### Required work
Please repeat the listing below word for word, starting at its first line and stopping after the line that contains "29, 378, 60]".

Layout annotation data
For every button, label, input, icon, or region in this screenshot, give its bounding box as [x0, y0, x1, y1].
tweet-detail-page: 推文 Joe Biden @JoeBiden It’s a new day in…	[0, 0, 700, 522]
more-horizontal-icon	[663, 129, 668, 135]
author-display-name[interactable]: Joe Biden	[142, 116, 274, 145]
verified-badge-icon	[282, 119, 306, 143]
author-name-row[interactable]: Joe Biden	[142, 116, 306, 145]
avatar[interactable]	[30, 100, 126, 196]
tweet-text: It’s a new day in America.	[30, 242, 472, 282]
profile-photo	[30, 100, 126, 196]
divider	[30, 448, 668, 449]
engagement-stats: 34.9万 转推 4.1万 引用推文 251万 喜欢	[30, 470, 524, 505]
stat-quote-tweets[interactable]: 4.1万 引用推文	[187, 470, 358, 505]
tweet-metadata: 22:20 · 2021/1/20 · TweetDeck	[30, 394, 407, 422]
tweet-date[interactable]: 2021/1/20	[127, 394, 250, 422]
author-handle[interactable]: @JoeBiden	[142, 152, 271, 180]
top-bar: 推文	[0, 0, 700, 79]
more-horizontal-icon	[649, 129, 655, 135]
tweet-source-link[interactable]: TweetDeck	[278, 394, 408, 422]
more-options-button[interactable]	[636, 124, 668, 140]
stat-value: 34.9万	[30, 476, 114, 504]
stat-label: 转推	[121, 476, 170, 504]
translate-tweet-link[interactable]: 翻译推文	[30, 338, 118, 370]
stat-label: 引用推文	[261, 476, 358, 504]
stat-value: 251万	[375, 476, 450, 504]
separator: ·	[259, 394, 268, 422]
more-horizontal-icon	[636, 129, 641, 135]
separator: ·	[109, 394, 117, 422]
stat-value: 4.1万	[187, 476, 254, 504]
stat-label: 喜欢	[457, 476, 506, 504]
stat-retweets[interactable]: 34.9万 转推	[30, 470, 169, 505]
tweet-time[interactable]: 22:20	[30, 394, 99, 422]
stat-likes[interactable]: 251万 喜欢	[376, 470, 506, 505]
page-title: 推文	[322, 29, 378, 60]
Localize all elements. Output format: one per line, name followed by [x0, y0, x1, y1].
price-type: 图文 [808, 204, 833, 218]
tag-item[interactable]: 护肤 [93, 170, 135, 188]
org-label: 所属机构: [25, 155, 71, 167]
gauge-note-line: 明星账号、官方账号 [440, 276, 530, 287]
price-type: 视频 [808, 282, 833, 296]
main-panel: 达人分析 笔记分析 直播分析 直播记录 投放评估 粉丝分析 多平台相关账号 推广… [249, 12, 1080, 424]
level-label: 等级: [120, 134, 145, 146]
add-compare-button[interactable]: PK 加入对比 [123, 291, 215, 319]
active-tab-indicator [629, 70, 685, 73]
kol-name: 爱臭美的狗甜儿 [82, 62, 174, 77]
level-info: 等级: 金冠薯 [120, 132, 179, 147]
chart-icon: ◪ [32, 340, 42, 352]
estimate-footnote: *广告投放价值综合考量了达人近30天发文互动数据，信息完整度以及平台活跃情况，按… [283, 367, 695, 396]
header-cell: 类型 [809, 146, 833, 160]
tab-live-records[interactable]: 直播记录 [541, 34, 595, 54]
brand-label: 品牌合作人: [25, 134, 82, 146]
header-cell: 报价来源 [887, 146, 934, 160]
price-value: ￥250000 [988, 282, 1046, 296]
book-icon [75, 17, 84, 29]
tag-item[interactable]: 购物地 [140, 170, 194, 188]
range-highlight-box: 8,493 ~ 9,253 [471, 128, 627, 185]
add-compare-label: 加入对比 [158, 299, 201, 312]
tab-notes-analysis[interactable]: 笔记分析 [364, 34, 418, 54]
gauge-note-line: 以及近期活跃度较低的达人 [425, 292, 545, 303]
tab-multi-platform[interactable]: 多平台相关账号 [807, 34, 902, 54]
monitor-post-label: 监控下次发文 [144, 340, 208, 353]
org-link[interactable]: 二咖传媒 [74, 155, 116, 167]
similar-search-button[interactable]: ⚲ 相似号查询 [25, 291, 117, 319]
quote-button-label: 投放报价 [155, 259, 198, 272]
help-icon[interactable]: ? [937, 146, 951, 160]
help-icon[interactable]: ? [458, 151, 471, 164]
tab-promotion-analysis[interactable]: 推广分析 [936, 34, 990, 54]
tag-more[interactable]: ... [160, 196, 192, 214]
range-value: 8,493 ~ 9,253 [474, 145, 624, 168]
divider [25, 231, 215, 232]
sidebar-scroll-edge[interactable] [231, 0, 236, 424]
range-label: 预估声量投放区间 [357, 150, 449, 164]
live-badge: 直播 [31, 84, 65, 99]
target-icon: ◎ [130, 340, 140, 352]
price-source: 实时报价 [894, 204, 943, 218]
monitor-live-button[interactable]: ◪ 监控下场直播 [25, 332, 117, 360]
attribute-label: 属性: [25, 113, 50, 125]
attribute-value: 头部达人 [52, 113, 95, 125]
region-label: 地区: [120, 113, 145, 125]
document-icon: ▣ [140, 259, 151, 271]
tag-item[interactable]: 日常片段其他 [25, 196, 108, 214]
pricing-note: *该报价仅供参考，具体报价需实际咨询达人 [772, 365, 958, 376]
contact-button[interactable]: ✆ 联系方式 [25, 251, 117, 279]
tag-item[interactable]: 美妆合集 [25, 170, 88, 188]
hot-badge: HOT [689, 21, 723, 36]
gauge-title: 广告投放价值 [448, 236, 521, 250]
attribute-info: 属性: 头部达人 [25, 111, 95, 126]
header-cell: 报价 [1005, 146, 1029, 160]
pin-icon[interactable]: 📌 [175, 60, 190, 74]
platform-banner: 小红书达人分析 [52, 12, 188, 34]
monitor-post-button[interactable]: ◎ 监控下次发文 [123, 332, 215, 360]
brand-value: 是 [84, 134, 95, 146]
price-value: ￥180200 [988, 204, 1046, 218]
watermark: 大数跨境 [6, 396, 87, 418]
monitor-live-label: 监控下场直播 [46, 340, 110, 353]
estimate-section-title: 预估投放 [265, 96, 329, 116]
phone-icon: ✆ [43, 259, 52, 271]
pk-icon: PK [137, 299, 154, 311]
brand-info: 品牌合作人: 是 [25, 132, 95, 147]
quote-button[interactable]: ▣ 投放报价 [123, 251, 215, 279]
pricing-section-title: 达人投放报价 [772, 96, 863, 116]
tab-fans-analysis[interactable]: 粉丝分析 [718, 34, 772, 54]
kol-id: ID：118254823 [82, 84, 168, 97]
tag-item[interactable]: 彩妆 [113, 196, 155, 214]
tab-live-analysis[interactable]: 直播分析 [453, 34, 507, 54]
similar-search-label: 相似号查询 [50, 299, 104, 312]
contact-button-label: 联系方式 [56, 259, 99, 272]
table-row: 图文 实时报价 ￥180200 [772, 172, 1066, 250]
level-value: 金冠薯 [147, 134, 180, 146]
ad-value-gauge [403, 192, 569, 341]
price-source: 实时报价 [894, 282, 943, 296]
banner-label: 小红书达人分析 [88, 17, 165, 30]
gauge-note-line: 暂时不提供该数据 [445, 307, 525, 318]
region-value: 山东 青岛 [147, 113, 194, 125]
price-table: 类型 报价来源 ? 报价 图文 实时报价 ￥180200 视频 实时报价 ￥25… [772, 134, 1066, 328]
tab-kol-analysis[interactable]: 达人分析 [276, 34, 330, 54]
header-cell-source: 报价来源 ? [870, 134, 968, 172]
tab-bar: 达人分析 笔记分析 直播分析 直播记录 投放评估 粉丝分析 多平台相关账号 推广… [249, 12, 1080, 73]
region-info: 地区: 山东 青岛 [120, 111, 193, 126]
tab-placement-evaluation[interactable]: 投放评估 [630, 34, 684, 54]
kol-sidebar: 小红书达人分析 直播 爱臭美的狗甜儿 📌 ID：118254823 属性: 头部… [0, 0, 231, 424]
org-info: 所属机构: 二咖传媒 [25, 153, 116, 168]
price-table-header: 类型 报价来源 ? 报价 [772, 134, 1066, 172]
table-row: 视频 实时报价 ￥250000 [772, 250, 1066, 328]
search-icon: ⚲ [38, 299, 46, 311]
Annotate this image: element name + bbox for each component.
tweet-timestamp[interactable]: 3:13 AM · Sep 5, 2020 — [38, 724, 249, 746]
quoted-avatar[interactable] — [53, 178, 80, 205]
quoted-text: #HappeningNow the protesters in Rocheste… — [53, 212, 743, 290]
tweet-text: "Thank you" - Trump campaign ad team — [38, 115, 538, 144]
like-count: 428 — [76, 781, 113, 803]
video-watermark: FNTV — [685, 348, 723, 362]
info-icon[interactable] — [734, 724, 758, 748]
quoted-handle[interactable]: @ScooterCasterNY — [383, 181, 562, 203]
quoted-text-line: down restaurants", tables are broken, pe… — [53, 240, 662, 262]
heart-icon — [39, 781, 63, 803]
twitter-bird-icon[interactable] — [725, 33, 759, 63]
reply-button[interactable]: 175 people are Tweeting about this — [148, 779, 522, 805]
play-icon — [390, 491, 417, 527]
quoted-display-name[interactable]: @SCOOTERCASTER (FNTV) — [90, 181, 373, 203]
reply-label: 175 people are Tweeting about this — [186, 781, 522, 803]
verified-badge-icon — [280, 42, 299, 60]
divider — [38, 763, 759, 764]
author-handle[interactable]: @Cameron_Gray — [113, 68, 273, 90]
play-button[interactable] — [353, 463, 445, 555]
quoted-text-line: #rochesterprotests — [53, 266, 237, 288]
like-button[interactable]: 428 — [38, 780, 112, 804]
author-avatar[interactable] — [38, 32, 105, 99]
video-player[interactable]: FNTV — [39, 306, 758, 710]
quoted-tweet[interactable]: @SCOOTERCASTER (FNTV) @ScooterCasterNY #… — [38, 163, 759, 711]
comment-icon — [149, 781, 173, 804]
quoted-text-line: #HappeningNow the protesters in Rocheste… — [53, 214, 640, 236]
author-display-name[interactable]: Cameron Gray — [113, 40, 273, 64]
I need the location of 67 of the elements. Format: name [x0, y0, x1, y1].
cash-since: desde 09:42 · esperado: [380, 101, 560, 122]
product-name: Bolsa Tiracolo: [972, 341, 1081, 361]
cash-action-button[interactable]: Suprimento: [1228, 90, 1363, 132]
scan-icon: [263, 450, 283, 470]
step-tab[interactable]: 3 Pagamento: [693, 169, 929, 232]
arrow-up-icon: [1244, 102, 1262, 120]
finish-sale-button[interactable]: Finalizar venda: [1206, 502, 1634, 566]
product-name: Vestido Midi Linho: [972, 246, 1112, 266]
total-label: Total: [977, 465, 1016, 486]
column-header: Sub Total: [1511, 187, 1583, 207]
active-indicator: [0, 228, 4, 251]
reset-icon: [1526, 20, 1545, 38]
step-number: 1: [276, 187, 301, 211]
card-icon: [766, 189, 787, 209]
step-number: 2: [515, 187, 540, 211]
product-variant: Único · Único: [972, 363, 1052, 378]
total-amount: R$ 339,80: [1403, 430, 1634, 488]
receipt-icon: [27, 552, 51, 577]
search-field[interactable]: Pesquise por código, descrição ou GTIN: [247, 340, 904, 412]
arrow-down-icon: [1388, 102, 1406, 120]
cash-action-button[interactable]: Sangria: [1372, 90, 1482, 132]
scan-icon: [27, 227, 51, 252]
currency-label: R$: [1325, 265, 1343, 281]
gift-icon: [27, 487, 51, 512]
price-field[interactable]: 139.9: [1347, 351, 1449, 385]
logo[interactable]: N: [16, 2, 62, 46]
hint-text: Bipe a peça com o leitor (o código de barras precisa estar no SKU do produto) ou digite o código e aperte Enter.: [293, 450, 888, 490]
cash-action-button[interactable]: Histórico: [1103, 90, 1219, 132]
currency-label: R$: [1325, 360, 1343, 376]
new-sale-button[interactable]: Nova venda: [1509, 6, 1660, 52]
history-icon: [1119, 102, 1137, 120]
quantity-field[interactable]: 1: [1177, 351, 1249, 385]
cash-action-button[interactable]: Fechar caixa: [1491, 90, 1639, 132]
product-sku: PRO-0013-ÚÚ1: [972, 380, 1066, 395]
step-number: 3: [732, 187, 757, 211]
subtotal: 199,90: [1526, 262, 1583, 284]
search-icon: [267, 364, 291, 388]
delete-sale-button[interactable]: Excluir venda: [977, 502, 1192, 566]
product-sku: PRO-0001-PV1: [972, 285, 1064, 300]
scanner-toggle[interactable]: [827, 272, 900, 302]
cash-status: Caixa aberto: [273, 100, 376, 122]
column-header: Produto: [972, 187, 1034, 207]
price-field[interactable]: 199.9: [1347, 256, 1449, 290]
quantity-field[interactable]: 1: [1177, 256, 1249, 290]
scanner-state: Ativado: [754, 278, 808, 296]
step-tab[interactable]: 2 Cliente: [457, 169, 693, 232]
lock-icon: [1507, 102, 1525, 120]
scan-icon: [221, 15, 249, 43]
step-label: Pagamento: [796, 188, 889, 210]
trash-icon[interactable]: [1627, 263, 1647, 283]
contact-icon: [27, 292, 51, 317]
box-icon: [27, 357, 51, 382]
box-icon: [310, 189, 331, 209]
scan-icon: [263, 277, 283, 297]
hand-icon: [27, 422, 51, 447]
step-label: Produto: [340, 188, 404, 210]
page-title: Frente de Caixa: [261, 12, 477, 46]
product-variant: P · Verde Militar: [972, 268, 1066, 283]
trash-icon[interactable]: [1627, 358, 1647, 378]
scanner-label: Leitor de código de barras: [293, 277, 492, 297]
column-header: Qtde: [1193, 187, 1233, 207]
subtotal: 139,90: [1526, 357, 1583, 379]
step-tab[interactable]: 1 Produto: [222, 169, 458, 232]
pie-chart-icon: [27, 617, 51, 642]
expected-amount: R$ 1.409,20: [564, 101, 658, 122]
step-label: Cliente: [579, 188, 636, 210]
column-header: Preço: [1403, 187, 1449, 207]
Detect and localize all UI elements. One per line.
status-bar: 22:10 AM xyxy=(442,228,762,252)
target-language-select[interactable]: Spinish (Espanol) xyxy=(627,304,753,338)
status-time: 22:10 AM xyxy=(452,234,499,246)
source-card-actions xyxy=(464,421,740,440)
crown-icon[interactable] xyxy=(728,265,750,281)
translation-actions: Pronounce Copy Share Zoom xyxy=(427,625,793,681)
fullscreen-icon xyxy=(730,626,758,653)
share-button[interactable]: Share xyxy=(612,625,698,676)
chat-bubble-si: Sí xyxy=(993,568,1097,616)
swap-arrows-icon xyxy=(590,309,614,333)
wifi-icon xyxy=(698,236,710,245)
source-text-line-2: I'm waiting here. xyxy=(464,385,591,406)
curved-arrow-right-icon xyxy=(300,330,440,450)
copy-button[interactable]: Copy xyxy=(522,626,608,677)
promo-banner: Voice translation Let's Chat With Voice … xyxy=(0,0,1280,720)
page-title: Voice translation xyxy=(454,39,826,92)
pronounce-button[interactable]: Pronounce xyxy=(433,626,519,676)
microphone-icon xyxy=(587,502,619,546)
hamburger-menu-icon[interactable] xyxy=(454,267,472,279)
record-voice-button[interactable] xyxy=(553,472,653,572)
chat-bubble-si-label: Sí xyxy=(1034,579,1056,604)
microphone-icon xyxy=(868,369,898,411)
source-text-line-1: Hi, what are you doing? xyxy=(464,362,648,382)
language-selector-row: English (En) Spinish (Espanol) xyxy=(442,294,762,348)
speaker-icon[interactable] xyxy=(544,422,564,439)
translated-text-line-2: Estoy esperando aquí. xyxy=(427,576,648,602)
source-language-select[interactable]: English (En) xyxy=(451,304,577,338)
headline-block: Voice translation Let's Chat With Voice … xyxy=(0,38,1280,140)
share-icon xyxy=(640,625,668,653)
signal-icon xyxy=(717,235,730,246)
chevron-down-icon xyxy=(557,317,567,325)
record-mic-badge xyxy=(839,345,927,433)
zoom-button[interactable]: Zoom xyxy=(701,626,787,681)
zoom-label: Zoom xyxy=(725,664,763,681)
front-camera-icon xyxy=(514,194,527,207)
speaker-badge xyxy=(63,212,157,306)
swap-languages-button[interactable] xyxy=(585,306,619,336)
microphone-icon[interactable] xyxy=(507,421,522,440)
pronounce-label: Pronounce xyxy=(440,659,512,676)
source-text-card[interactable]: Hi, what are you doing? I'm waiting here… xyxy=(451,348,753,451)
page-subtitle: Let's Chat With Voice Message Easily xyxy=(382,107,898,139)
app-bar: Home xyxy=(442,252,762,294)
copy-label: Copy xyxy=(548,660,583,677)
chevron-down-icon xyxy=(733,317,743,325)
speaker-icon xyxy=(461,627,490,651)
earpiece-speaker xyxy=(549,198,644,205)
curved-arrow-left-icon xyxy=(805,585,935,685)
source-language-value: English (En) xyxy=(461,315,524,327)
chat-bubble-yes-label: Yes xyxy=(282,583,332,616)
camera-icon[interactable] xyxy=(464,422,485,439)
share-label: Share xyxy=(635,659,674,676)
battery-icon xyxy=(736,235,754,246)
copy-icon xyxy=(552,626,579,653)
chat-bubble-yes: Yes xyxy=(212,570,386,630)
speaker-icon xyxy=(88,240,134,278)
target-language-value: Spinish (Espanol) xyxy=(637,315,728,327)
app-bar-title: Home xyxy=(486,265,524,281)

### Task response
For every button, label, input, icon, or region in this screenshot, give its bounding box as [x0, y0, x1, y1].
tweet-detail-page: 推文 Joe Biden @JoeBiden It’s a new day in…	[0, 0, 700, 522]
more-horizontal-icon	[663, 129, 668, 135]
author-display-name[interactable]: Joe Biden	[142, 116, 274, 145]
verified-badge-icon	[282, 119, 306, 143]
author-name-row[interactable]: Joe Biden	[142, 116, 306, 145]
avatar[interactable]	[30, 100, 126, 196]
tweet-text: It’s a new day in America.	[30, 242, 472, 282]
profile-photo	[30, 100, 126, 196]
divider	[30, 448, 668, 449]
engagement-stats: 34.9万 转推 4.1万 引用推文 251万 喜欢	[30, 470, 524, 505]
stat-quote-tweets[interactable]: 4.1万 引用推文	[187, 470, 358, 505]
tweet-metadata: 22:20 · 2021/1/20 · TweetDeck	[30, 394, 407, 422]
tweet-date[interactable]: 2021/1/20	[127, 394, 250, 422]
author-handle[interactable]: @JoeBiden	[142, 152, 271, 180]
top-bar: 推文	[0, 0, 700, 79]
more-horizontal-icon	[649, 129, 655, 135]
tweet-source-link[interactable]: TweetDeck	[278, 394, 408, 422]
more-options-button[interactable]	[636, 124, 668, 140]
stat-value: 34.9万	[30, 476, 114, 504]
stat-label: 转推	[121, 476, 170, 504]
translate-tweet-link[interactable]: 翻译推文	[30, 338, 118, 370]
stat-label: 引用推文	[261, 476, 358, 504]
stat-value: 251万	[375, 476, 450, 504]
separator: ·	[259, 394, 268, 422]
more-horizontal-icon	[636, 129, 641, 135]
separator: ·	[109, 394, 117, 422]
stat-value: 4.1万	[187, 476, 254, 504]
stat-label: 喜欢	[457, 476, 506, 504]
stat-retweets[interactable]: 34.9万 转推	[30, 470, 169, 505]
tweet-time[interactable]: 22:20	[30, 394, 99, 422]
stat-likes[interactable]: 251万 喜欢	[376, 470, 506, 505]
page-title: 推文	[322, 29, 378, 60]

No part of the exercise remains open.